> **Dataset excerpts**:
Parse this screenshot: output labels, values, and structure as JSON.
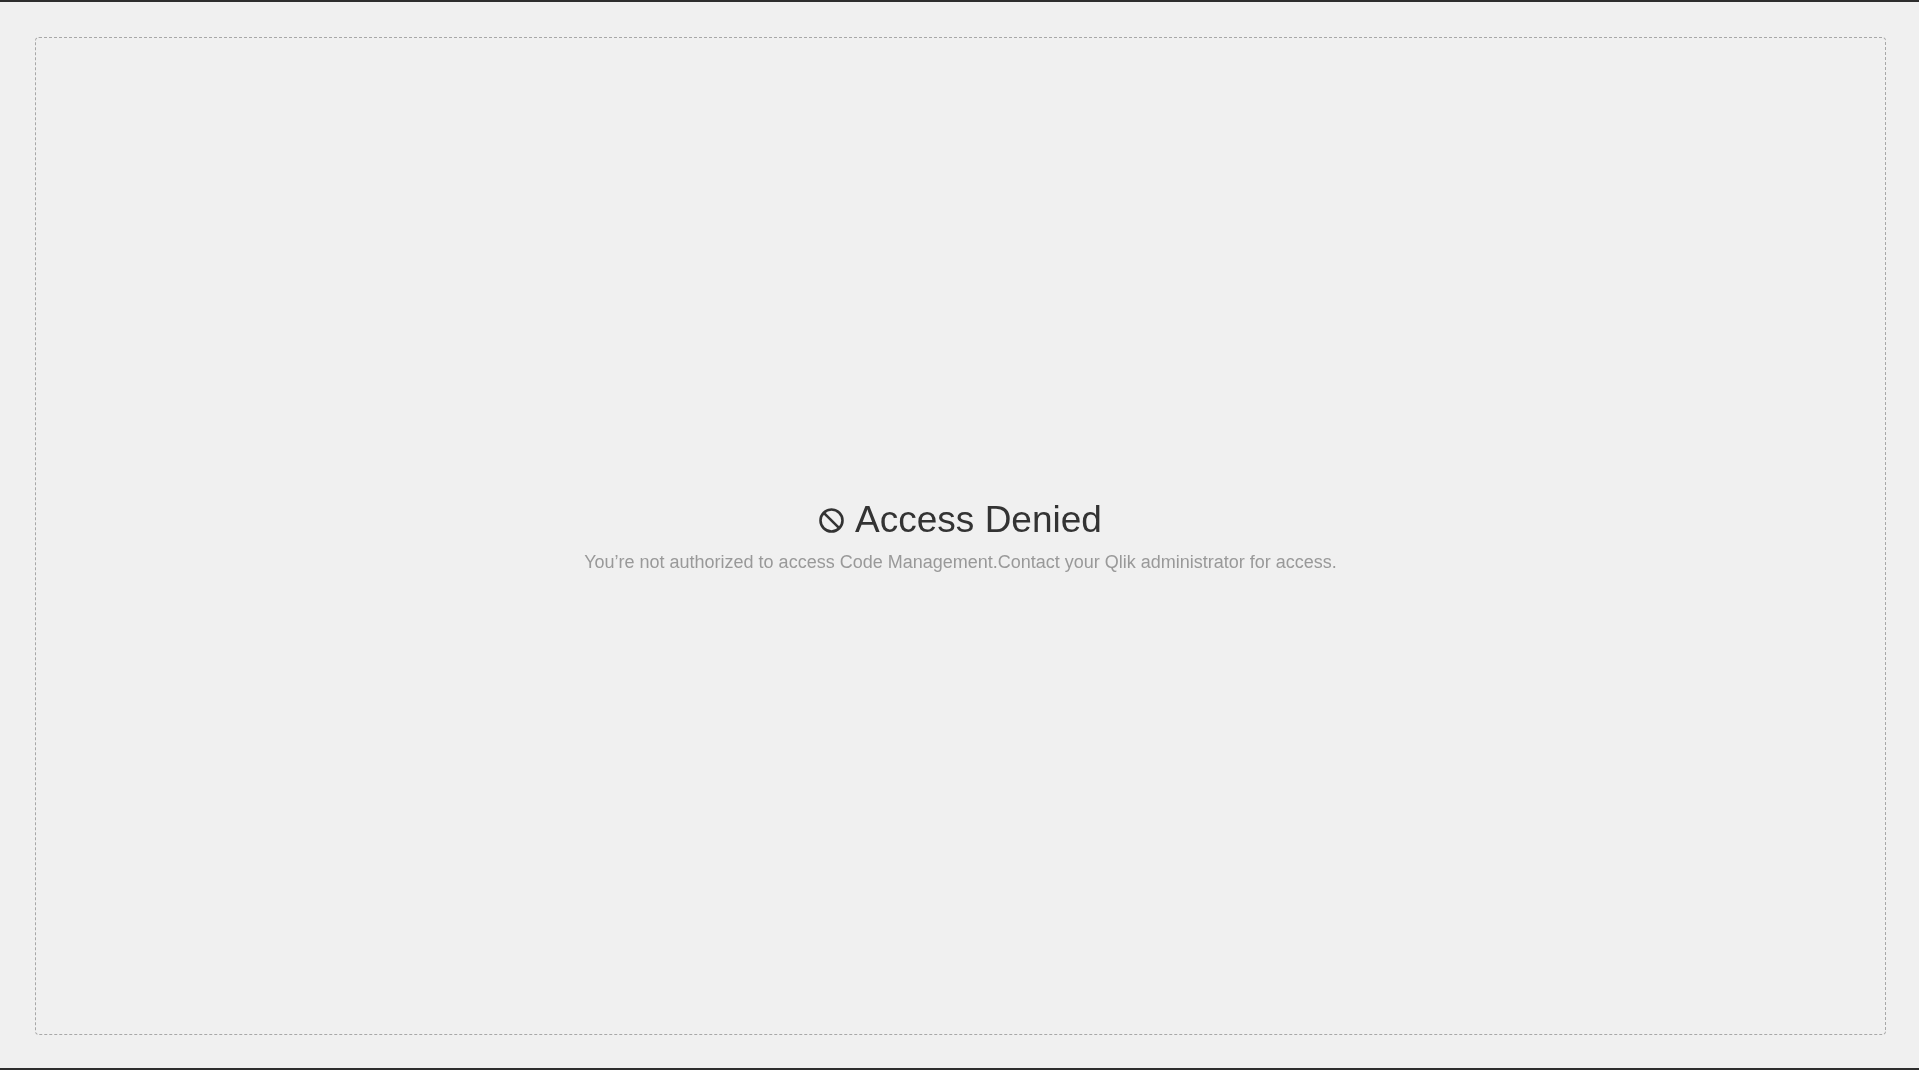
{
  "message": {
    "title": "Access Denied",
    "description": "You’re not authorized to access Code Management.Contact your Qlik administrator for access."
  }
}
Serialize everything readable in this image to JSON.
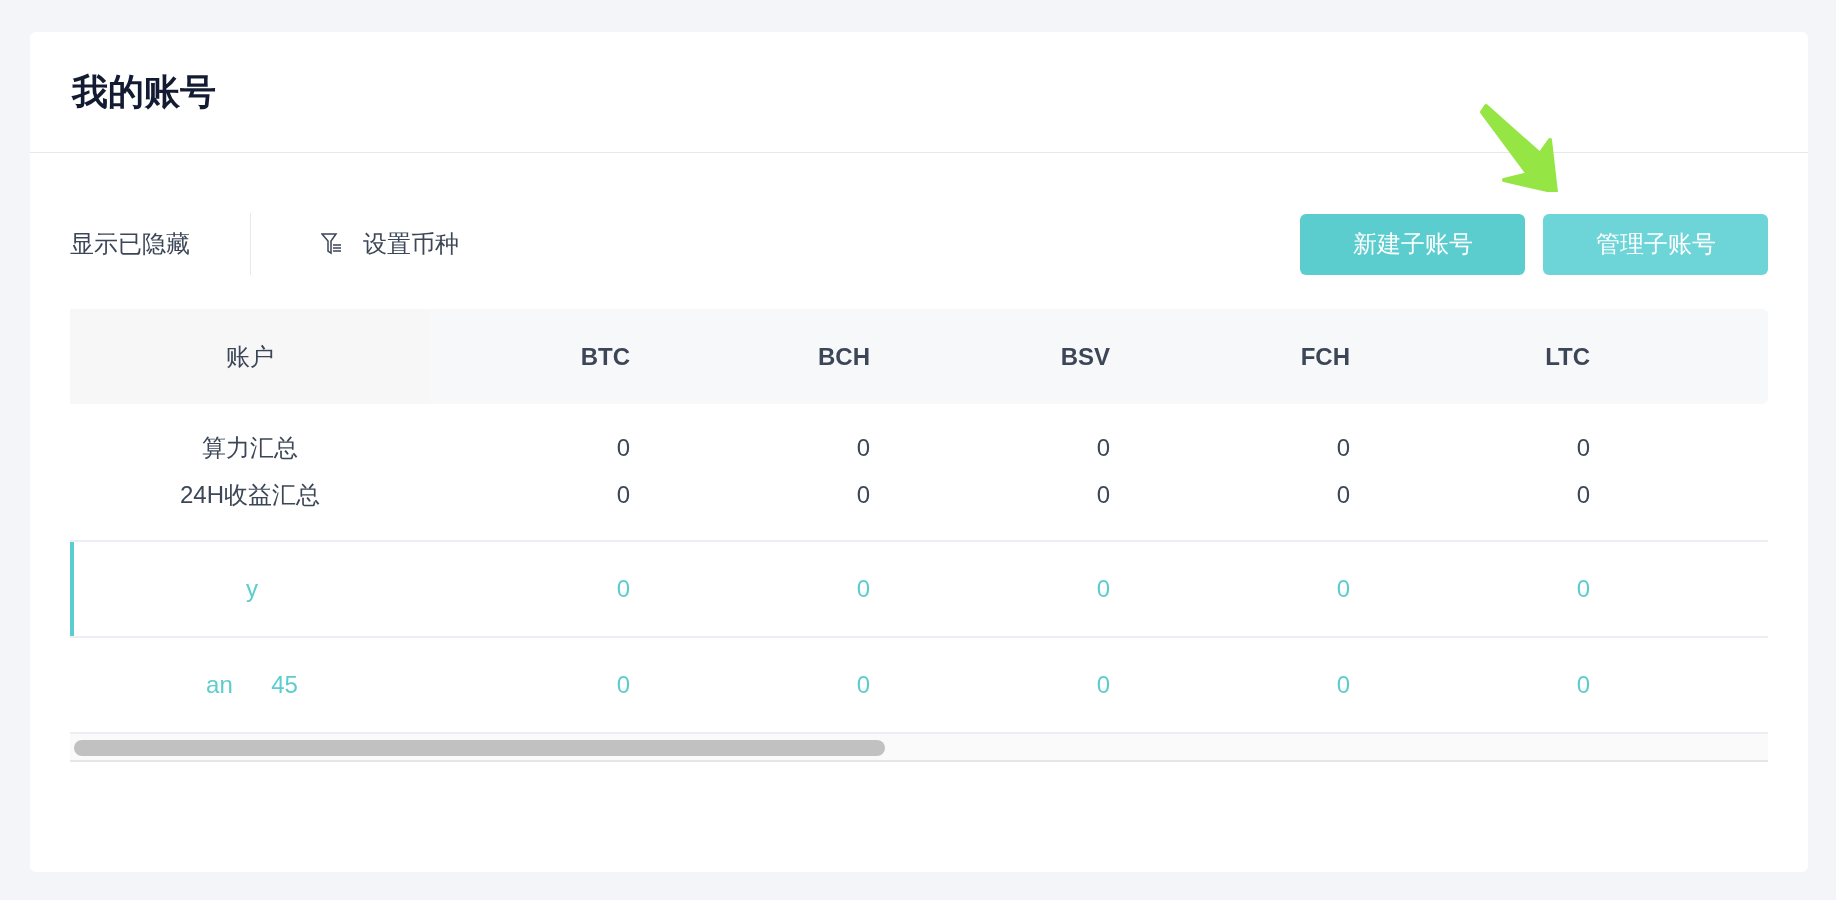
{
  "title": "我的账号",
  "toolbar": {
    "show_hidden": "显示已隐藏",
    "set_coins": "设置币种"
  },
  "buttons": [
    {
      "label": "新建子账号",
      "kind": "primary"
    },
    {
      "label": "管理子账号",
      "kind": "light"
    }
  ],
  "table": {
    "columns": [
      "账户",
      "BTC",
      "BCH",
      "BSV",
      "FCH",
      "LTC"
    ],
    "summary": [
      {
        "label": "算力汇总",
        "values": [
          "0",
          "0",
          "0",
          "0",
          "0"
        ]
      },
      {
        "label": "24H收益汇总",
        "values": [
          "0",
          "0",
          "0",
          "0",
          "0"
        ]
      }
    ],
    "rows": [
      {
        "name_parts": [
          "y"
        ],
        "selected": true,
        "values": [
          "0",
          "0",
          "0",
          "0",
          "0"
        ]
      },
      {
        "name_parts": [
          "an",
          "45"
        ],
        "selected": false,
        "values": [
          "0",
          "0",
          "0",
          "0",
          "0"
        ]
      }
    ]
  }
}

> **Goal of the exercise**: Skip the pictures and print each record exactly as it stands.

> **Written solution**:
Parse this screenshot: output labels, values, and structure as JSON.
{
  "message": {
    "title": "Access Denied",
    "description": "You’re not authorized to access Code Management.Contact your Qlik administrator for access."
  }
}
Serialize everything readable in this image to JSON.
{
  "title": "我的账号",
  "toolbar": {
    "show_hidden": "显示已隐藏",
    "set_coins": "设置币种"
  },
  "buttons": [
    {
      "label": "新建子账号",
      "kind": "primary"
    },
    {
      "label": "管理子账号",
      "kind": "light"
    }
  ],
  "table": {
    "columns": [
      "账户",
      "BTC",
      "BCH",
      "BSV",
      "FCH",
      "LTC"
    ],
    "summary": [
      {
        "label": "算力汇总",
        "values": [
          "0",
          "0",
          "0",
          "0",
          "0"
        ]
      },
      {
        "label": "24H收益汇总",
        "values": [
          "0",
          "0",
          "0",
          "0",
          "0"
        ]
      }
    ],
    "rows": [
      {
        "name_parts": [
          "y"
        ],
        "selected": true,
        "values": [
          "0",
          "0",
          "0",
          "0",
          "0"
        ]
      },
      {
        "name_parts": [
          "an",
          "45"
        ],
        "selected": false,
        "values": [
          "0",
          "0",
          "0",
          "0",
          "0"
        ]
      }
    ]
  }
}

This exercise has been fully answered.